Eri consapevole del fatto che fosse in corso una guerra oppure i tuoi genitori ti hanno protetto da questo avvenimento?
“Ne ero decisamente consapevole. Sapevo cosa stava accadendo. Ma fa parte del passato. Non voglio parlarne ora. Ovviamente ero molto piccolo, avevo sei anni. Ma, sebbene ne fossi consapevole, la guerra era probabilmente una circostanza molto, molto più dura per i miei genitori e per tutti gli altri adulti. I bambini vogliono semplicemente giocare e magari a volte non si rendono conto del pericolo che li circonda”.
Quando hai iniziato a giocare, hai sempre pensato che saresti finito a fare l’attaccante?
“All’inizio, ovviamente, quando hai dieci anni e stai cominciando a praticare questo sport ti fanno giocare un po’ dappertutto. Con il tempo iniziano a trovarti un ruolo, quello che pensano sia più adatto alle tue caratteristiche. Io segnavo in continuazione. Per questo motivo mi hanno fatto giocare attaccante. A volte giocavo come esterno alto di destra, ma quello che cercavo sempre di fare era trovare un modo per segnare”.
Pensavi che avresti avuto successo?
“A essere sincero, non ci pensavo. Ovviamente tutti sognano di diventare qualcuno e di raggiungere qualcosa, ma quando sei piccolo non pensi a troppi scenari futuri. Magari mi sarò sognato qualcosa del genere, ma all’epoca non immaginavo nemmeno che potesse diventare un lavoro. Quindi in realtà non ci facevo molto caso”.
Ma alla fine è diventato possibile. E presto hai iniziato a giocare da professionista in Bosnia. Quando hai iniziato a pensare che, forse, eri sufficientemente bravo da poter avere non solo una buona carriera nel tuo Paese, ma che avresti potuto anche ambire a giocare all’estero?

● Istruzioni del compito: Riprendi l'intervista qui sopra sugli inizi da attaccante e proseguila subito dopo l'ultima domanda.

● Sezione dei dati:
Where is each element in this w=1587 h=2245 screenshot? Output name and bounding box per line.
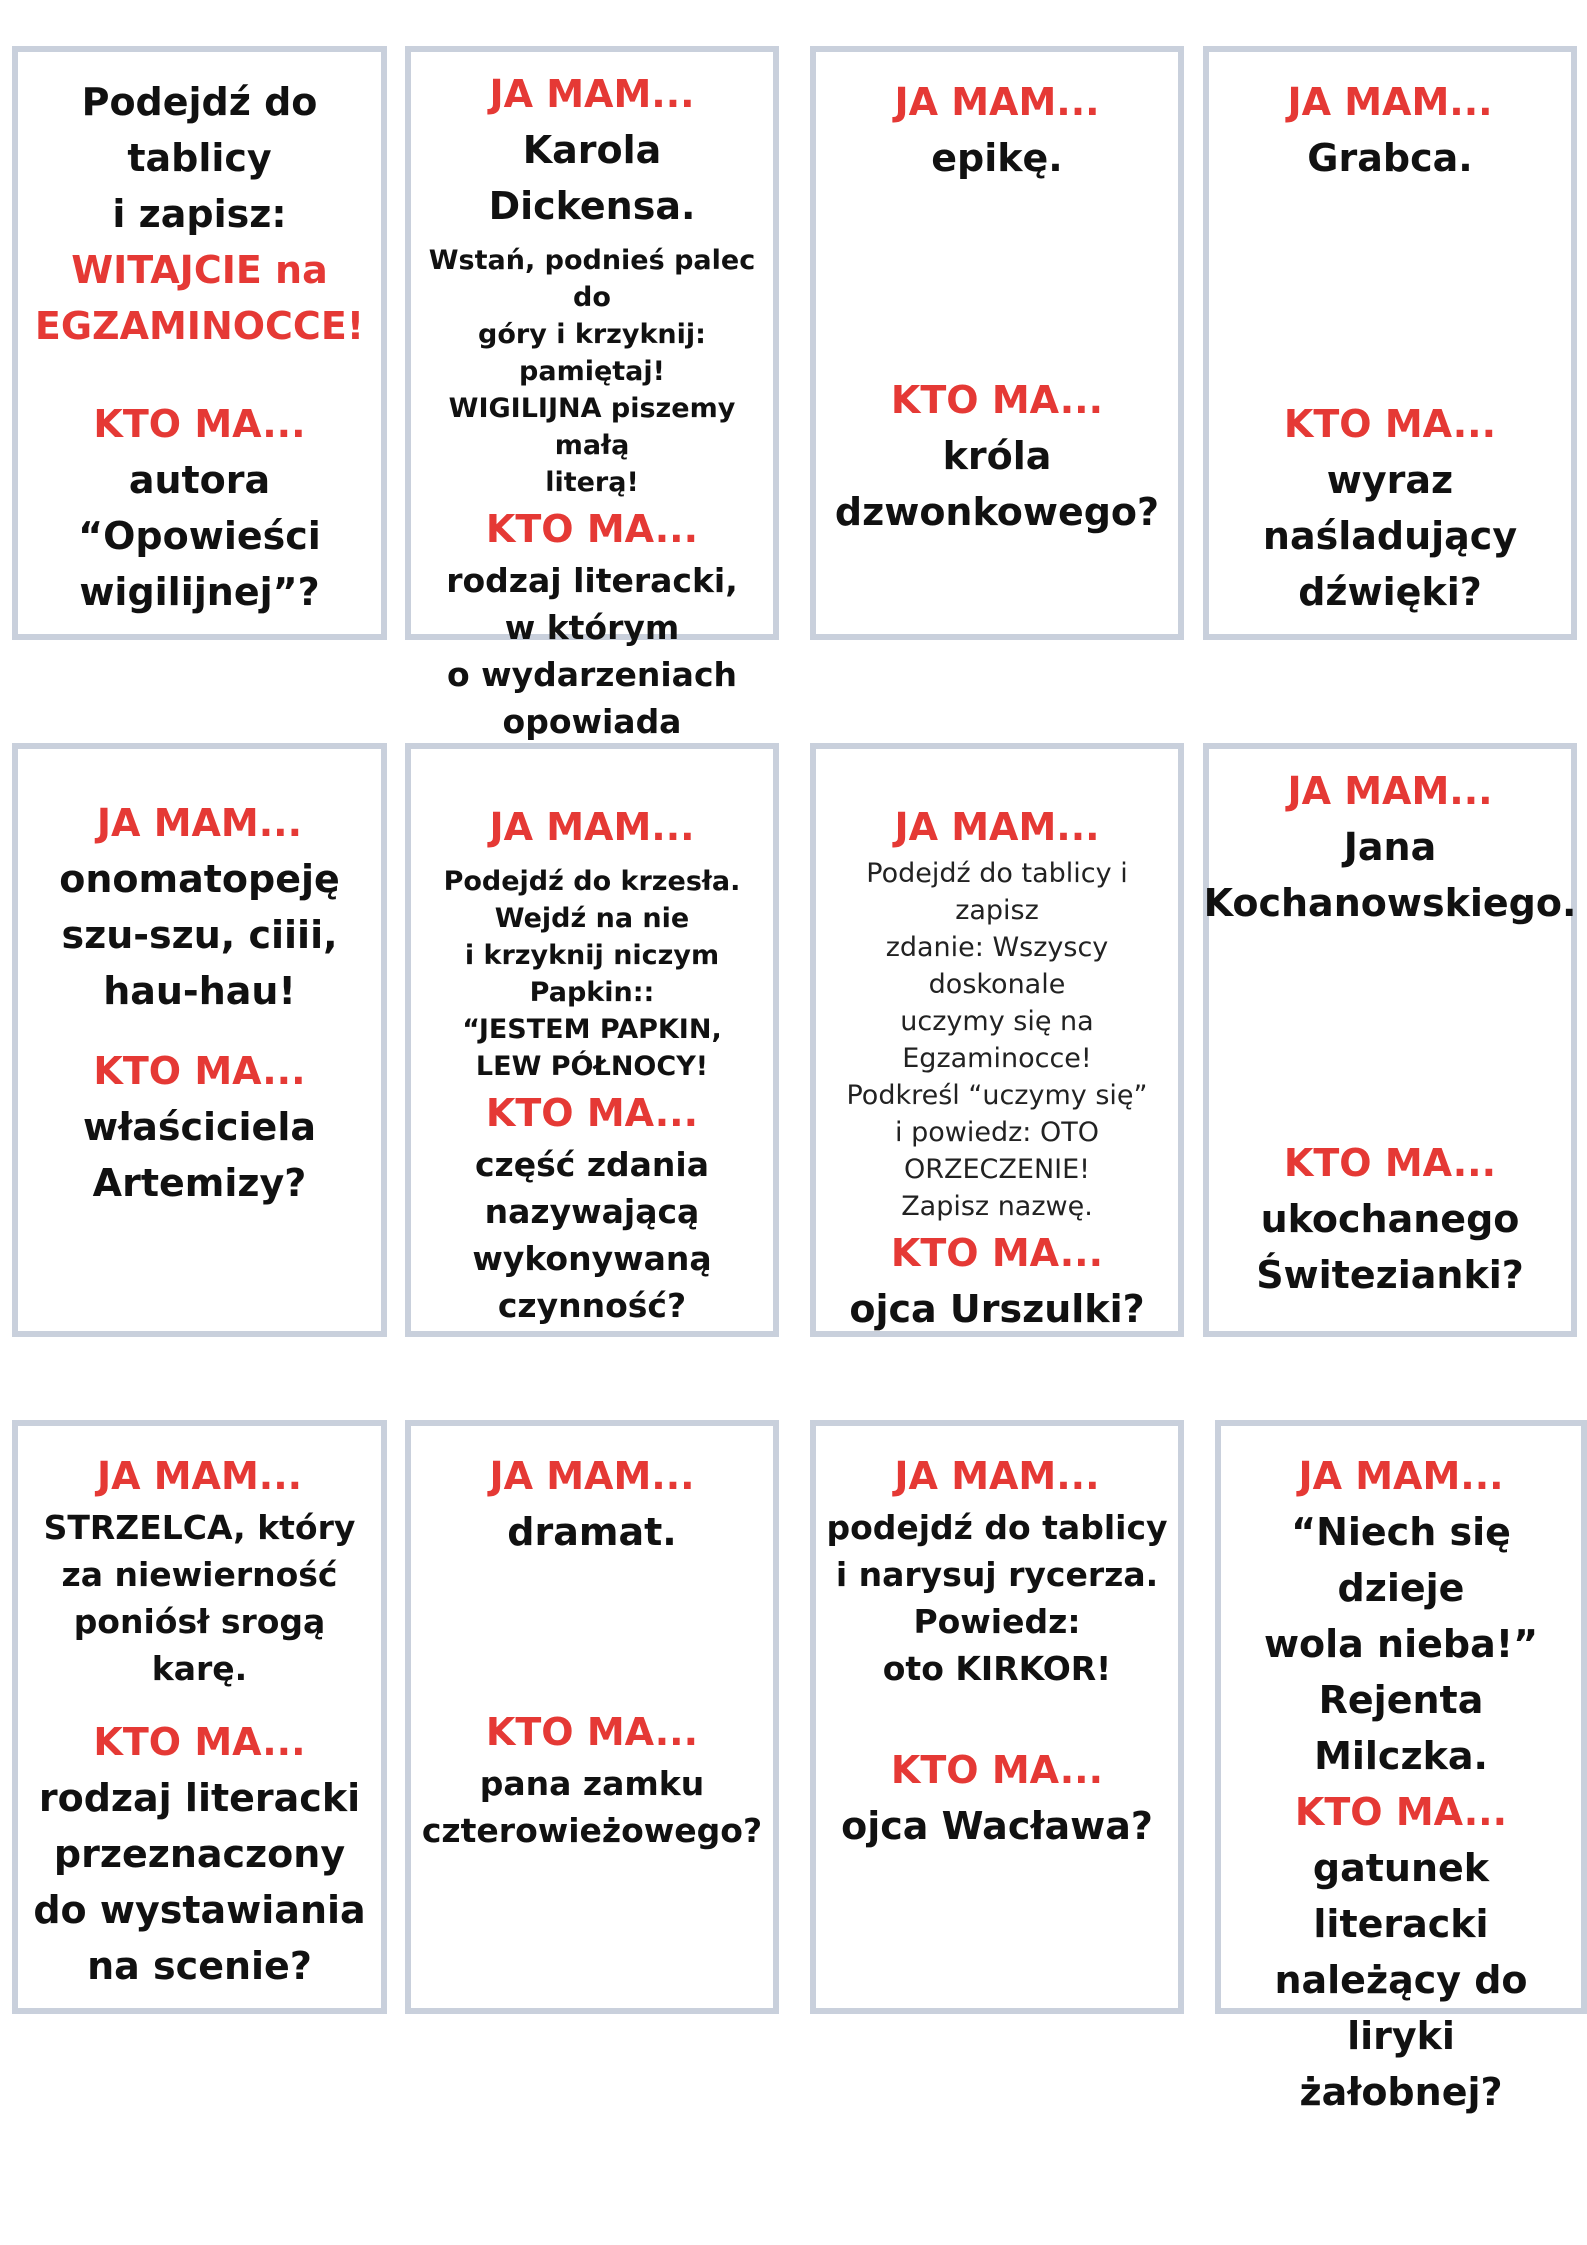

● Risposta scritta:
“Ci sono alti e bassi, soprattutto quando sei giovane. Nel mio Paese i giocatori più grandi avevano un ruolo importante. Ti dicevano sempre “sei ancora giovane…” e in quei casi non era semplice trovarsi delle opportunità. Guardando al passato non saprei, forse all’epoca non ero abbastanza forte, o magari lo ero, ma hanno puntato sui più grandi. Per me è stato molto importante trasferirmi in Repubblica Ceca assieme all’allenatore che avevo avuto anche in Bosnia al Jiri Plisek. Si è trasferito e dopo qualche mese mi ha chiamato e io ho subito accettato, perché sapevo che da lui avrei potuto imparare molto e che sarei migliorato, anche perché sarei andato via di casa e avrei vissuto in un Paese nuovo. Questa esperienza mi ha dato sicuramente l’opportunità di migliorare e di lavorare”.
È stata la prima volta che sei andato via da casa? Quanto è stato difficile?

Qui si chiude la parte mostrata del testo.